Records for the task:
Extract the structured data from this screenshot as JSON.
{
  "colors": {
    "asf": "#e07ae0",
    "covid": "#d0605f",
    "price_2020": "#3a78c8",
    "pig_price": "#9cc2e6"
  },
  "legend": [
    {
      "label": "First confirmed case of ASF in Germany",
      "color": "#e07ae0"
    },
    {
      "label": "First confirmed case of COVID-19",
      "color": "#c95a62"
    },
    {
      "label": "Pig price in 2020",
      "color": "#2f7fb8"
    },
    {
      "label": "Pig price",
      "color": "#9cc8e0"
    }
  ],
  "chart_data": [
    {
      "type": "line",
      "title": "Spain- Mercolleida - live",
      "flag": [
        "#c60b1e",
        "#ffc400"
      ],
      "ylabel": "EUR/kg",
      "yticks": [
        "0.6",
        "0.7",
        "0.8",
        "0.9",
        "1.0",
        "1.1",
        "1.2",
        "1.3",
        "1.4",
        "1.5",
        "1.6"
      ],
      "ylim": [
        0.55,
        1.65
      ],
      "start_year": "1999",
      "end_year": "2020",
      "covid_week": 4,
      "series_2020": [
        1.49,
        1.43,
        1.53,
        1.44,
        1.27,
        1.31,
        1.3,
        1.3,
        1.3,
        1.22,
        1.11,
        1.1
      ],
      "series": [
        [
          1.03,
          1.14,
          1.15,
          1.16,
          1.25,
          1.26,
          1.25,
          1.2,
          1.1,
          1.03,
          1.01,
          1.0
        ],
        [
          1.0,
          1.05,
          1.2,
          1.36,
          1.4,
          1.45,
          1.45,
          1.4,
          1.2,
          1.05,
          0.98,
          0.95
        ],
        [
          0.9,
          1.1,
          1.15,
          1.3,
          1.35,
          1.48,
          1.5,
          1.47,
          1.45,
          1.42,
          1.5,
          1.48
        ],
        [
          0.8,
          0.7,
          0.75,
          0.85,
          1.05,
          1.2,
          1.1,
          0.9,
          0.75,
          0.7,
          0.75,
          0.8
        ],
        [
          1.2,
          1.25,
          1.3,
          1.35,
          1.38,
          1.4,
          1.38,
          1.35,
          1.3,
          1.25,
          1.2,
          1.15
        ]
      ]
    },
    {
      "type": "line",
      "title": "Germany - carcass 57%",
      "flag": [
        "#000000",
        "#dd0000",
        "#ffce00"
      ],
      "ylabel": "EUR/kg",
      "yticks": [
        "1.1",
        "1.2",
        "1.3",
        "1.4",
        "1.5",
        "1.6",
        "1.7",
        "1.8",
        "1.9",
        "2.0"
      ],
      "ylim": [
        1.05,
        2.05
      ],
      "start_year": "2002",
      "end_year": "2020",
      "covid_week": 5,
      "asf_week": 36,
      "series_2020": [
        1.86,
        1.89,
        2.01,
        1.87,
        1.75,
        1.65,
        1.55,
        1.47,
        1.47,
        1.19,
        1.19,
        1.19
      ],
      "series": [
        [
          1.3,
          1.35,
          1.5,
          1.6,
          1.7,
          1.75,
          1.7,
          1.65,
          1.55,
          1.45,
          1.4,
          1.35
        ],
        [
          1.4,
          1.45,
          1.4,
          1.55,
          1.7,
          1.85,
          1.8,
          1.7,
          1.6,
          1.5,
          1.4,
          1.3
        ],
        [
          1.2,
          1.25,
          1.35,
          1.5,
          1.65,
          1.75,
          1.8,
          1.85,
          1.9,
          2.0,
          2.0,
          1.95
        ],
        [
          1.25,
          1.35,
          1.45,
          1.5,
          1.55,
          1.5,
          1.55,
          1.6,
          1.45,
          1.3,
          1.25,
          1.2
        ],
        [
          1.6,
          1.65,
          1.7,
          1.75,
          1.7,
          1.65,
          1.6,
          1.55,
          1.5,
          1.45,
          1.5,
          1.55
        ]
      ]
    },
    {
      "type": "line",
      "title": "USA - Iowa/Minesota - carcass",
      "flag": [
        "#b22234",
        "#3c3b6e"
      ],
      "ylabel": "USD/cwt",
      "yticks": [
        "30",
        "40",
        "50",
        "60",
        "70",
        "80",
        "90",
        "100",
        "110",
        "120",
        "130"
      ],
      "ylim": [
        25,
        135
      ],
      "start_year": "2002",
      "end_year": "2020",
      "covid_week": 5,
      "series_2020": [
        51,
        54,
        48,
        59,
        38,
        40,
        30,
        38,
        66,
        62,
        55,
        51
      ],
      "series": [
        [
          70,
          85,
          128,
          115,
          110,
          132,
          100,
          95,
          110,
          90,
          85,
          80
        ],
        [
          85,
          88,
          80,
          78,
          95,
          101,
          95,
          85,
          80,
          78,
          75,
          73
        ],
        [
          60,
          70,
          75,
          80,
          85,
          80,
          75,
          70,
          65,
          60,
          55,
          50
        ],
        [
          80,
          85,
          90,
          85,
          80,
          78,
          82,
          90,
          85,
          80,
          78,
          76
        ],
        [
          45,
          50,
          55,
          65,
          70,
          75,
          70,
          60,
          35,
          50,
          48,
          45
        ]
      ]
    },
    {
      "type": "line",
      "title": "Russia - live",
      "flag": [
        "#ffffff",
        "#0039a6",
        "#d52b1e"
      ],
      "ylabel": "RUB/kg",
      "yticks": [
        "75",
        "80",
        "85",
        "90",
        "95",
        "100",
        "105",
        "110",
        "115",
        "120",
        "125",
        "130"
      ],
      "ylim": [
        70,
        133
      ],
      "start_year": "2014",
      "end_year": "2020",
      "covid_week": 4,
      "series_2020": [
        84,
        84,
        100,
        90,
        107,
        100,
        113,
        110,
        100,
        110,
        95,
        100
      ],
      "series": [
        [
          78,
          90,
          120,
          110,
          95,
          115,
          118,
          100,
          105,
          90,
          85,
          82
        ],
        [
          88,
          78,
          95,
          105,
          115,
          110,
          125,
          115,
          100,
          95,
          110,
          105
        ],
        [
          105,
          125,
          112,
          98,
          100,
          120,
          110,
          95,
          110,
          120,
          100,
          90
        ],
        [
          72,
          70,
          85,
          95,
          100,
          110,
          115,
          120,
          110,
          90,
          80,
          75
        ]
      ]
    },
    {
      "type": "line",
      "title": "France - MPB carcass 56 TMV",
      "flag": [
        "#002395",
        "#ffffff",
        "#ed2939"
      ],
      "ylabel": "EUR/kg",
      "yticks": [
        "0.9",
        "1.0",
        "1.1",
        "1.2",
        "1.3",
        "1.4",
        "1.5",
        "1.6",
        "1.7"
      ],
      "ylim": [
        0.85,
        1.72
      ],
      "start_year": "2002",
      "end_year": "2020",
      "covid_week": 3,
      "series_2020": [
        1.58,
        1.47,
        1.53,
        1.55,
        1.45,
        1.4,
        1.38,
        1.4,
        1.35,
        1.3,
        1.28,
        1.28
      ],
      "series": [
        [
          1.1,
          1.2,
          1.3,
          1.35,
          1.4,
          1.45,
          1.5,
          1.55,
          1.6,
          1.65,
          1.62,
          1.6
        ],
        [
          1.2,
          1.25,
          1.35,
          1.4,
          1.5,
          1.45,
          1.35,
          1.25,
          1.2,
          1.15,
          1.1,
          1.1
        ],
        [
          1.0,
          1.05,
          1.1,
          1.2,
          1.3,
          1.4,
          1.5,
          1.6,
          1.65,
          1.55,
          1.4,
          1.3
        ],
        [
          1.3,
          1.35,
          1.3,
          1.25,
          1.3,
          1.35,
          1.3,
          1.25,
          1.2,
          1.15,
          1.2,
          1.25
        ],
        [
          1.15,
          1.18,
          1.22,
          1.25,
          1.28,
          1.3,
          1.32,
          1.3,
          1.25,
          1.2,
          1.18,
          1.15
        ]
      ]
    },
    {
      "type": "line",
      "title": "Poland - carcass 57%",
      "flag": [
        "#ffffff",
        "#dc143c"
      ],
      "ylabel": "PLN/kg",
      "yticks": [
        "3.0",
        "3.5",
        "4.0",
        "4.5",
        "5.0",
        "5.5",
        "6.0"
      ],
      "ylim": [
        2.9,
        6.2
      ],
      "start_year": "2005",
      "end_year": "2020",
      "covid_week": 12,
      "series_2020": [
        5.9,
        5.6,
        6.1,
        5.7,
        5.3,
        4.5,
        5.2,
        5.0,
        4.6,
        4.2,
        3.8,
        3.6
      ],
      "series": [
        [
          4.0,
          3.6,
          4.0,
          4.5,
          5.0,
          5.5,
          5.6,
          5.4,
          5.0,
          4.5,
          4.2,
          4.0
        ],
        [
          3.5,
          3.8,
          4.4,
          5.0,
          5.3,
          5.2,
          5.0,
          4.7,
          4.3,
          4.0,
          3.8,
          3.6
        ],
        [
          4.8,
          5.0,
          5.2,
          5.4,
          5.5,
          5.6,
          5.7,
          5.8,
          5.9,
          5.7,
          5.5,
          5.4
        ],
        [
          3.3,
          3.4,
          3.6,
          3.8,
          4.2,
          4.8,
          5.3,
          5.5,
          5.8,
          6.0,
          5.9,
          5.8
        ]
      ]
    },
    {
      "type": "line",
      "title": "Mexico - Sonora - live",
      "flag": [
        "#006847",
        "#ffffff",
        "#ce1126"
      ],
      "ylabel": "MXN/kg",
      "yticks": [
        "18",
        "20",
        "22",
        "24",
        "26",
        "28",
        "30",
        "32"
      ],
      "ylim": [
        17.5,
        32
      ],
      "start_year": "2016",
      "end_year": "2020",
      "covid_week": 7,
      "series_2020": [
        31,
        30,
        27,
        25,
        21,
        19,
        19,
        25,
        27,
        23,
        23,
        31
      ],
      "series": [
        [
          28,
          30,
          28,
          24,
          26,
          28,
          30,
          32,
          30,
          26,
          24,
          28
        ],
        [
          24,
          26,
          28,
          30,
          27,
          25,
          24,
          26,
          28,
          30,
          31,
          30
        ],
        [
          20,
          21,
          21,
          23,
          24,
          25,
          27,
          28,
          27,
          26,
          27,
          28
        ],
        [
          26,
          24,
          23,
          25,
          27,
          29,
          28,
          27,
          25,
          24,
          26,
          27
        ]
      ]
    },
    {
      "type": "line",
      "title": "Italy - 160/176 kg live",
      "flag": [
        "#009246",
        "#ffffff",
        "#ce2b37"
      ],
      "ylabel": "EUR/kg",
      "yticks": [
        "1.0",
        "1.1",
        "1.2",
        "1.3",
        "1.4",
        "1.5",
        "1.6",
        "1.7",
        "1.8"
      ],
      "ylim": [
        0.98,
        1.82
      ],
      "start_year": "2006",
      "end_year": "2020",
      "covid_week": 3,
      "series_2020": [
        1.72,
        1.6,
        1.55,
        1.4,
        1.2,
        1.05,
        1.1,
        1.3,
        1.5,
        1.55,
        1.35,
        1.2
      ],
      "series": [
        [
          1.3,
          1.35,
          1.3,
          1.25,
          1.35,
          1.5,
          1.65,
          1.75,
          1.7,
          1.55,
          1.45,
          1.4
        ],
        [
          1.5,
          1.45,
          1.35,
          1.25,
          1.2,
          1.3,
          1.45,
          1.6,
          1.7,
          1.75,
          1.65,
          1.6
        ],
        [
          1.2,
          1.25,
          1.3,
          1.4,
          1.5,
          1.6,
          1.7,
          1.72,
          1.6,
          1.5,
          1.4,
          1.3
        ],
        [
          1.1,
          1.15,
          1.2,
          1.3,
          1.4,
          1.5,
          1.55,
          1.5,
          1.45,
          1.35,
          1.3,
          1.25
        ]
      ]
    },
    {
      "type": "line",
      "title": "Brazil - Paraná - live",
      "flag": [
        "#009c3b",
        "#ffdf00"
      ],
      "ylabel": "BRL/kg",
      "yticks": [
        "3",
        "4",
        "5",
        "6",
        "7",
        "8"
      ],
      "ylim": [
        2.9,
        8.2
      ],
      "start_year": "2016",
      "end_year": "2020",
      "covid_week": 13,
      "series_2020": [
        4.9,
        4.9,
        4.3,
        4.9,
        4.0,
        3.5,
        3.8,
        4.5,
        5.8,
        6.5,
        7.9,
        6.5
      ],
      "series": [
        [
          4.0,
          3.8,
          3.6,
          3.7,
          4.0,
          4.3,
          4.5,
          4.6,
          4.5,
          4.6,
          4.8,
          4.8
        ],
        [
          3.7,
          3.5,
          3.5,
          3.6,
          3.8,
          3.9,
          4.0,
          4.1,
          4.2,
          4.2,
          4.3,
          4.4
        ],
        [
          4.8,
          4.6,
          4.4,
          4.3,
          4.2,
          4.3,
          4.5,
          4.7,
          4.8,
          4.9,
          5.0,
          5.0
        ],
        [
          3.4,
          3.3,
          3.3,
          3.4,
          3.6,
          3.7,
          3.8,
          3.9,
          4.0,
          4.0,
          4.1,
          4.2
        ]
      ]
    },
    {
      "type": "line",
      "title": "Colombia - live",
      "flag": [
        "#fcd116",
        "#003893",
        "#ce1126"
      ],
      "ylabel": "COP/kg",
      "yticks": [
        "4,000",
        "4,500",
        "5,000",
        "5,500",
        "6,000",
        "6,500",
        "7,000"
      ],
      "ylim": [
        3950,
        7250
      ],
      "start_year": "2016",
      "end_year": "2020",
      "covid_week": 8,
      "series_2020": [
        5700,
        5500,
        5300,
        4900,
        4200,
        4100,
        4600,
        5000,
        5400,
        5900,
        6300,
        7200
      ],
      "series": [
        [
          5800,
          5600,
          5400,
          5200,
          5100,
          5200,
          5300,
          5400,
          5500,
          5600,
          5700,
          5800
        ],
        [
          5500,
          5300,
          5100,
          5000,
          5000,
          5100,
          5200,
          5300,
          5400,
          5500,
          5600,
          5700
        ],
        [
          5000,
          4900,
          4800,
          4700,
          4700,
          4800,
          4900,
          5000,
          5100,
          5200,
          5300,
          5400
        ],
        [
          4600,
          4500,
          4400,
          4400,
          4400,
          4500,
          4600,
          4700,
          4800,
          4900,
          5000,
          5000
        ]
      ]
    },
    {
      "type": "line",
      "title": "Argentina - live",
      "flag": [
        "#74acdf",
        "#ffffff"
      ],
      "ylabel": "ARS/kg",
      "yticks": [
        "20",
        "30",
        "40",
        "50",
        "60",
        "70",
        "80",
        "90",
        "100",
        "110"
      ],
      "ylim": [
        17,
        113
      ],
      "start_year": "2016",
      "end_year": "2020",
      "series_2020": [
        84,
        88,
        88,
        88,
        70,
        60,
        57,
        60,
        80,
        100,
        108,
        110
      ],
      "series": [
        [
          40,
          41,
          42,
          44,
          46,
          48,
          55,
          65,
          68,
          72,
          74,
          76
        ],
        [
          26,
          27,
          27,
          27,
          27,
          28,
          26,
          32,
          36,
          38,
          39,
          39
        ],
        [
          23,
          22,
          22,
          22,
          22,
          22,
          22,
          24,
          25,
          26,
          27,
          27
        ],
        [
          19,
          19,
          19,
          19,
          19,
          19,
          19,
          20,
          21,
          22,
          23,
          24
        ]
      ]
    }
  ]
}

Short problem: Show, from the material above, each line that includes the string "title".

Completed task:
      "title": "Spain- Mercolleida - live",
      "title": "Germany - carcass 57%",
      "title": "USA - Iowa/Minesota - carcass",
      "title": "Russia - live",
      "title": "France - MPB carcass 56 TMV",
      "title": "Poland - carcass 57%",
      "title": "Mexico - Sonora - live",
      "title": "Italy - 160/176 kg live",
      "title": "Brazil - Paraná - live",
      "title": "Colombia - live",
      "title": "Argentina - live",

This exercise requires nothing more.